# Start of DATA RECORDS
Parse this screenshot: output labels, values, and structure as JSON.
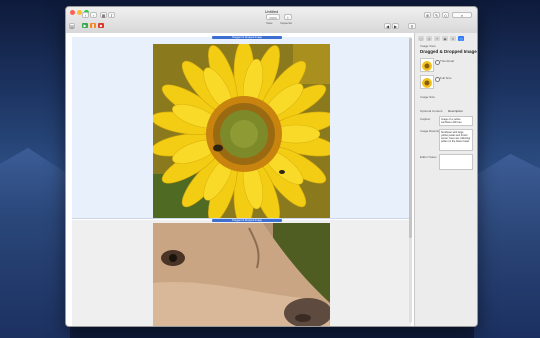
{
  "window": {
    "title": "Untitled"
  },
  "toolbar": {
    "view_label": "View",
    "inspector_label": "Inspector",
    "zoom_label": "Zoom"
  },
  "canvas": {
    "pane1_handle": "Dragged & Dropped Image",
    "pane2_handle": "Dragged & Dropped Image"
  },
  "inspector": {
    "title": "Dragged & Dropped Image",
    "subtitle": "Image View",
    "radio1": "Thumbnail",
    "radio2": "Full Size",
    "image_size_label": "Image Size",
    "image_size_value": "",
    "optional_label": "Optional Content",
    "option_value": "Description",
    "caption_label": "Caption",
    "caption_text": "Image of a yellow sunflower with bee",
    "description_label": "Image Description",
    "description_text": "Sunflower with large yellow petals and brown center; bees are collecting pollen on the flower head.",
    "notes_label": "Editor Notes",
    "notes_text": ""
  },
  "colors": {
    "accent": "#2f7cf6",
    "pane_bg": "#e8f0fc"
  }
}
# End of DATA RECORDS
Make an exact copy of the whole listing, but don't bring over any pictures.

Parse this screenshot: output labels, values, and structure as JSON.
{
  "window": {
    "title": "Untitled"
  },
  "toolbar": {
    "view_label": "View",
    "inspector_label": "Inspector",
    "zoom_label": "Zoom"
  },
  "canvas": {
    "pane1_handle": "Dragged & Dropped Image",
    "pane2_handle": "Dragged & Dropped Image"
  },
  "inspector": {
    "title": "Dragged & Dropped Image",
    "subtitle": "Image View",
    "radio1": "Thumbnail",
    "radio2": "Full Size",
    "image_size_label": "Image Size",
    "image_size_value": "",
    "optional_label": "Optional Content",
    "option_value": "Description",
    "caption_label": "Caption",
    "caption_text": "Image of a yellow sunflower with bee",
    "description_label": "Image Description",
    "description_text": "Sunflower with large yellow petals and brown center; bees are collecting pollen on the flower head.",
    "notes_label": "Editor Notes",
    "notes_text": ""
  },
  "colors": {
    "accent": "#2f7cf6",
    "pane_bg": "#e8f0fc"
  }
}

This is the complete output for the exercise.